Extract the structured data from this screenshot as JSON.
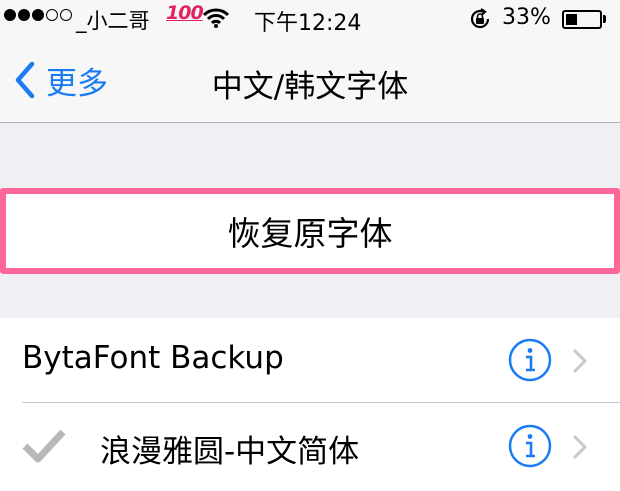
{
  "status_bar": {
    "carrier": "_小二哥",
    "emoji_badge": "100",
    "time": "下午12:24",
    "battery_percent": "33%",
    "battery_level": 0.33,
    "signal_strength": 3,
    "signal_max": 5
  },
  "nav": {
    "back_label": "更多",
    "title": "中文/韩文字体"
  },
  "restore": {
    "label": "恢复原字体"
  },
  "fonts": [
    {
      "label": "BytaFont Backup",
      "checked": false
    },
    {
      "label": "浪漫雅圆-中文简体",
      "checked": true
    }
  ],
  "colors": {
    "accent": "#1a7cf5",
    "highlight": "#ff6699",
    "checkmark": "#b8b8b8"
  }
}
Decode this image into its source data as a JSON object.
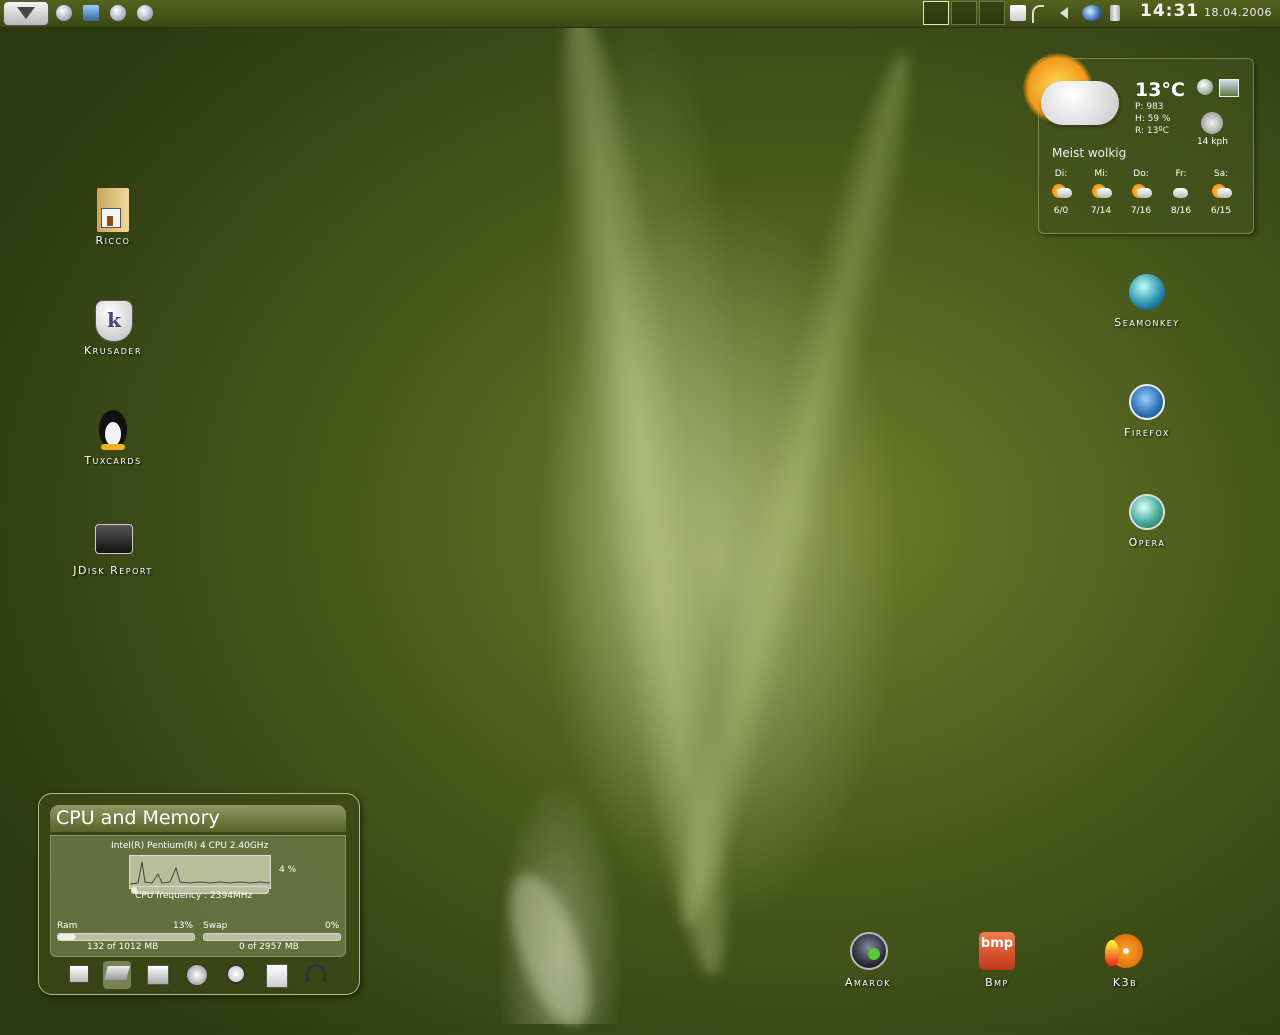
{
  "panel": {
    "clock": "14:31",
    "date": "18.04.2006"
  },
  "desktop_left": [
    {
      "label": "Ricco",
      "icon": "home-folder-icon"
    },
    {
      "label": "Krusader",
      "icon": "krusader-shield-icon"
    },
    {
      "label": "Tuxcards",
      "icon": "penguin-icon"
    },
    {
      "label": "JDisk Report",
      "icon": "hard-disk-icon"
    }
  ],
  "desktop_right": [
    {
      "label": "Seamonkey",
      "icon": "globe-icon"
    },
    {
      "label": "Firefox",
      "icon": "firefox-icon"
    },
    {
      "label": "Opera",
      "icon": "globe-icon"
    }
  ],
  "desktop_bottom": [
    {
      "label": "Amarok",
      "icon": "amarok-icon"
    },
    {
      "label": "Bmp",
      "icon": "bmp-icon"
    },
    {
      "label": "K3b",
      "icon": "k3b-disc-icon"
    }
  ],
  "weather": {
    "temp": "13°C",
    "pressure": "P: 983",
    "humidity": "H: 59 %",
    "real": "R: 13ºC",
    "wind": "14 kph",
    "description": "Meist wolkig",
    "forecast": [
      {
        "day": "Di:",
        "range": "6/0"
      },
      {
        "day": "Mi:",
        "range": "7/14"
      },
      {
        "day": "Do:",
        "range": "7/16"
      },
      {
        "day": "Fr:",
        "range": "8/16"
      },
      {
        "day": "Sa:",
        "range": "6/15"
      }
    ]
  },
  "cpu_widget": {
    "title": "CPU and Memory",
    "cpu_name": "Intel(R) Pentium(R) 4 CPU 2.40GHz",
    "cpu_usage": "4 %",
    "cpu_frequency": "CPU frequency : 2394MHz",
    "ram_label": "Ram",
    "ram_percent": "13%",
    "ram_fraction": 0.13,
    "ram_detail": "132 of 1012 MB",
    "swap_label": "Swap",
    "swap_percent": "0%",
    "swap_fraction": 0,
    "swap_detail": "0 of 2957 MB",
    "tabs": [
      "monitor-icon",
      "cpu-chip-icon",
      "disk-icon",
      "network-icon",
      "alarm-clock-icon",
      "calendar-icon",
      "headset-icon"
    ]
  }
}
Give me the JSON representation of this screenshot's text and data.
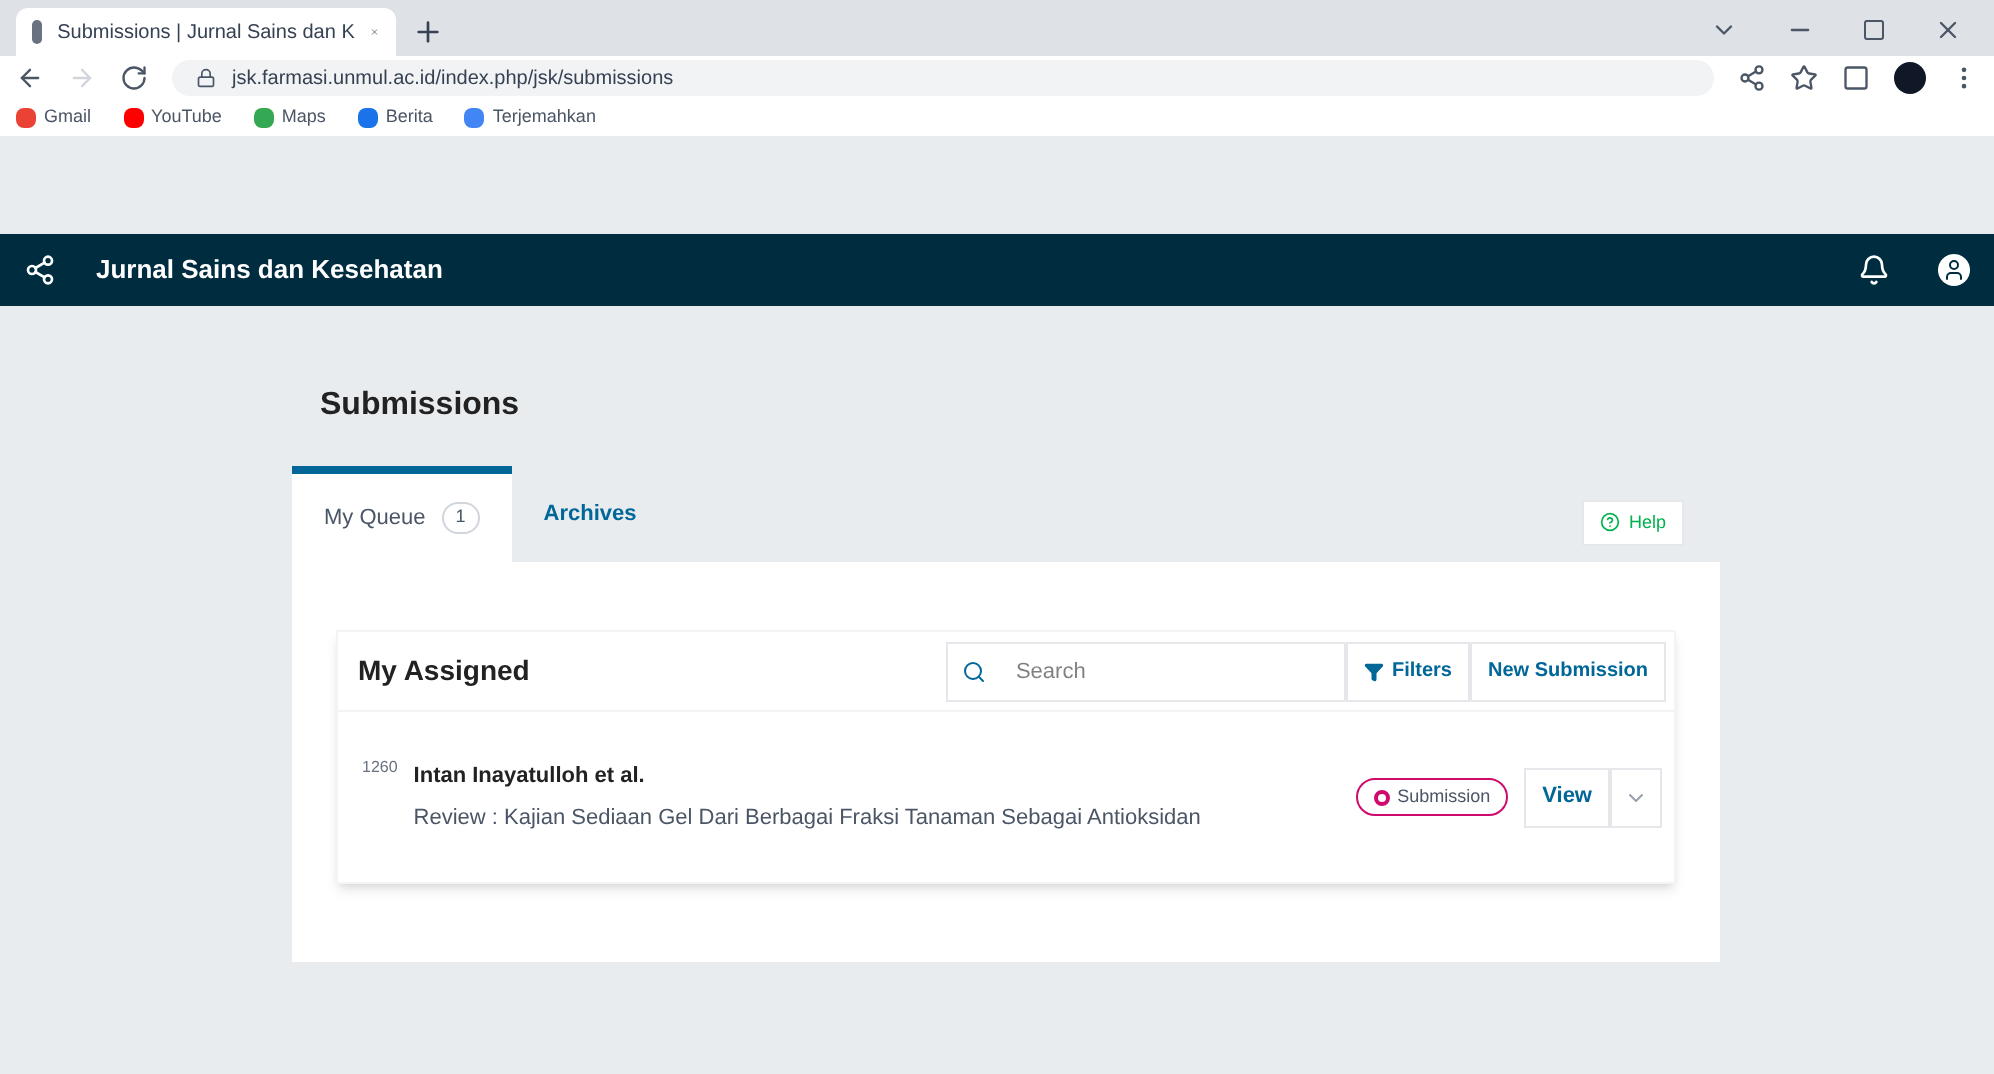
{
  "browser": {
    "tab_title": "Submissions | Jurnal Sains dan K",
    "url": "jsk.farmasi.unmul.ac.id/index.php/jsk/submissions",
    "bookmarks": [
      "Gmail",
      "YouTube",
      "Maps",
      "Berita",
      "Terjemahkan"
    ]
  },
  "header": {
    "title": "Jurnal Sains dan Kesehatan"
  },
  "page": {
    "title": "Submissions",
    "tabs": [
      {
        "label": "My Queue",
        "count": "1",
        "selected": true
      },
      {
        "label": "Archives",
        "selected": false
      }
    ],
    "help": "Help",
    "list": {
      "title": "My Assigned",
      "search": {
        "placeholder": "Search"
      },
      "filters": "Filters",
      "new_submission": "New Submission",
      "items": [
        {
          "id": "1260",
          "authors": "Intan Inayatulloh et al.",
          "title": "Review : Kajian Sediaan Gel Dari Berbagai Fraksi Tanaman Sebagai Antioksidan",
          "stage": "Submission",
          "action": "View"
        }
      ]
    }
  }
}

■ ■ ■ ■ ■

- Set problem
Search the lines for "data". Copy each line that has it.

- Reply
Extract the structured data from this screenshot as JSON.
Decode this image into its source data as a JSON object.
Give me the JSON representation of this screenshot's text and data.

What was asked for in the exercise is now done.